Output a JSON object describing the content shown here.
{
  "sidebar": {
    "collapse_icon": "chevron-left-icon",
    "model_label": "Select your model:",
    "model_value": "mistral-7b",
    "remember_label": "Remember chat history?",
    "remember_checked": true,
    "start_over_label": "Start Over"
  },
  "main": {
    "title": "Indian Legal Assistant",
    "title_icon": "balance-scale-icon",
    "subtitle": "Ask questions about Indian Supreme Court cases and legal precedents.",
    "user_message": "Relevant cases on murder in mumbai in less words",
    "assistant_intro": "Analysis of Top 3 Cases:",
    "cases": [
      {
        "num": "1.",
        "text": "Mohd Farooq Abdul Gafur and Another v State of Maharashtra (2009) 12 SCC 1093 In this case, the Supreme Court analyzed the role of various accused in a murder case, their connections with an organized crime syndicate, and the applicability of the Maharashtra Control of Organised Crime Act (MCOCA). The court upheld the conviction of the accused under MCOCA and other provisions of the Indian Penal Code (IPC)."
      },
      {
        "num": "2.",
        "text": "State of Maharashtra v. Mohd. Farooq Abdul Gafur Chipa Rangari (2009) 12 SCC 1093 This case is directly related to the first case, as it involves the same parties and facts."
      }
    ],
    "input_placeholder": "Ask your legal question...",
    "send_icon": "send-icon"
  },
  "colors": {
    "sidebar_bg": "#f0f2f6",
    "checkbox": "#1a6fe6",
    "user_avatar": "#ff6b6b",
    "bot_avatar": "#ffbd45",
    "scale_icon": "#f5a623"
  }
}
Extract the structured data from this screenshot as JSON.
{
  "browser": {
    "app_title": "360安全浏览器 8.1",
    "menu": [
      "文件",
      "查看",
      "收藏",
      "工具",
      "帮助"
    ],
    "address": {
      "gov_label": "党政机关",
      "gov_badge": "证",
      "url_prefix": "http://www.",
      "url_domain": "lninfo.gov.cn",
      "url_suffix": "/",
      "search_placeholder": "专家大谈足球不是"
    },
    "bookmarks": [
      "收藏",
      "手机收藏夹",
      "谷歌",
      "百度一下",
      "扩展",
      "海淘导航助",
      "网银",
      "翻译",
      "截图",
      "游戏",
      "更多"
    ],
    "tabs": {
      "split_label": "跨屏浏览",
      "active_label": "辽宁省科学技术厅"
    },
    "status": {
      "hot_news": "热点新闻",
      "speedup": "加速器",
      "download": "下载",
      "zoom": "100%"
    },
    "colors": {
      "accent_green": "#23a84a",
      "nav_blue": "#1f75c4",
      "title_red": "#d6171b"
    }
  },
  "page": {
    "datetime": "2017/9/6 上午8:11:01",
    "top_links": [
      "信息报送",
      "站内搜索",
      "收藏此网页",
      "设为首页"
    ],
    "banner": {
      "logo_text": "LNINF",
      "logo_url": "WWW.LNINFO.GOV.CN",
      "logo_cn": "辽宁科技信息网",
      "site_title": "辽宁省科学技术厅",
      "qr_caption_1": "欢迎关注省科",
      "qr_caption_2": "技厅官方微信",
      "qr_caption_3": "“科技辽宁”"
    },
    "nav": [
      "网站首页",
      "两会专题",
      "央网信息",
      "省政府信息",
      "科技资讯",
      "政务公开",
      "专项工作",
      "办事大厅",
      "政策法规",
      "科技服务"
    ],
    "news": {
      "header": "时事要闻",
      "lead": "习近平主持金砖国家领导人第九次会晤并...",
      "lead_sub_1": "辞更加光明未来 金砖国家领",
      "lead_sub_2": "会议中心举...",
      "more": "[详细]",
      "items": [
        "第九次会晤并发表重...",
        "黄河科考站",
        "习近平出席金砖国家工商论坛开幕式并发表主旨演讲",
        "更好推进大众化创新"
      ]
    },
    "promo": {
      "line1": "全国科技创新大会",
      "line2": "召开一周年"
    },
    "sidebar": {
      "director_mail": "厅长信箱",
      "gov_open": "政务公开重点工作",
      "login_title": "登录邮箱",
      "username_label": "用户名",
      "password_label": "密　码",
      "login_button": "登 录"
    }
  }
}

# # # # # # #

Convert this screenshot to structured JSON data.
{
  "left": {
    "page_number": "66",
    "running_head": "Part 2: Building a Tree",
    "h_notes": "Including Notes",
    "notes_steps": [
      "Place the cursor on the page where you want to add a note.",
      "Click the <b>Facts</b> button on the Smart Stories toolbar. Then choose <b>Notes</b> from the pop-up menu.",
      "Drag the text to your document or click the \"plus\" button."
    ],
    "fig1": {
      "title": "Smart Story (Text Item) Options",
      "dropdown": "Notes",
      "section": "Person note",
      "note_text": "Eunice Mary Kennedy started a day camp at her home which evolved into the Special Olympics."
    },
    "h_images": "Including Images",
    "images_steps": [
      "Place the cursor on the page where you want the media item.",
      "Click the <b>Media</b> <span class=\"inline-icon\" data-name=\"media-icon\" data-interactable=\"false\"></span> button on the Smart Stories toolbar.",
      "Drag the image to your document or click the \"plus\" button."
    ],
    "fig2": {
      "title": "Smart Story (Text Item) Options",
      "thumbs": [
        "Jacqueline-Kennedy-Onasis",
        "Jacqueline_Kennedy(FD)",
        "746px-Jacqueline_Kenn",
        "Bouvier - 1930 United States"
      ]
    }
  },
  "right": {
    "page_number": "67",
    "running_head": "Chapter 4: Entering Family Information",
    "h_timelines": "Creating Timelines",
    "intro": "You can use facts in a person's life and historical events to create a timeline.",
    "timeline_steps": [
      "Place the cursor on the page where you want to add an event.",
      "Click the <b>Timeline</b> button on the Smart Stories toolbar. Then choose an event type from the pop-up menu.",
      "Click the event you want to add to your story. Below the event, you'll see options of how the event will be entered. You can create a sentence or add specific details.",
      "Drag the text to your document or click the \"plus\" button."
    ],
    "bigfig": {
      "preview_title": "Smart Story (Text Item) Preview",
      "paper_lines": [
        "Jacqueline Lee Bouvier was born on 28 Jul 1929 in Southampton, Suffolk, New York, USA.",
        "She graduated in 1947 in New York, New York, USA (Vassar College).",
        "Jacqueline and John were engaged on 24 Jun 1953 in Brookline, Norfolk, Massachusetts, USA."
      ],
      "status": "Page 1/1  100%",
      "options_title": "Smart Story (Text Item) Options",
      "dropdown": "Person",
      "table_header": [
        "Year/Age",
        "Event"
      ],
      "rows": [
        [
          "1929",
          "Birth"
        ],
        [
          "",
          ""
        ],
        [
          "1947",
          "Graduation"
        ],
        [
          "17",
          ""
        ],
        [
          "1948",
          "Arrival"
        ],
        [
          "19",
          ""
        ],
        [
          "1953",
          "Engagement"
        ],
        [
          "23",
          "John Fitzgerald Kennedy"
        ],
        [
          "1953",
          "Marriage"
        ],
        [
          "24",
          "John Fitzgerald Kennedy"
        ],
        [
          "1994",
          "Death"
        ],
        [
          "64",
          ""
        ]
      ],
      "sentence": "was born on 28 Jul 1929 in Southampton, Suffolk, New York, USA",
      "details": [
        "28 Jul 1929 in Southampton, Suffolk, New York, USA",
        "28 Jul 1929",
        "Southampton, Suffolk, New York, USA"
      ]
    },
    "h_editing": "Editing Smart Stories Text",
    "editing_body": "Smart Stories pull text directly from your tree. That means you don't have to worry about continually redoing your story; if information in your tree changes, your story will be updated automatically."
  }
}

# # # # # # #

## Task details
Select and copy each line from the data that includes the word "Mohd".

## Exercise output
        "text": "Mohd Farooq Abdul Gafur and Another v State of Maharashtra (2009) 12 SCC 1093 In this case, the Supreme Court analyzed the role of various accused in a murder case, their connections with an organized crime syndicate, and the applicability of the Maharashtra Control of Organised Crime Act (MCOCA). The court upheld the conviction of the accused under MCOCA and other provisions of the Indian Penal Code (IPC)."
        "text": "State of Maharashtra v. Mohd. Farooq Abdul Gafur Chipa Rangari (2009) 12 SCC 1093 This case is directly related to the first case, as it involves the same parties and facts."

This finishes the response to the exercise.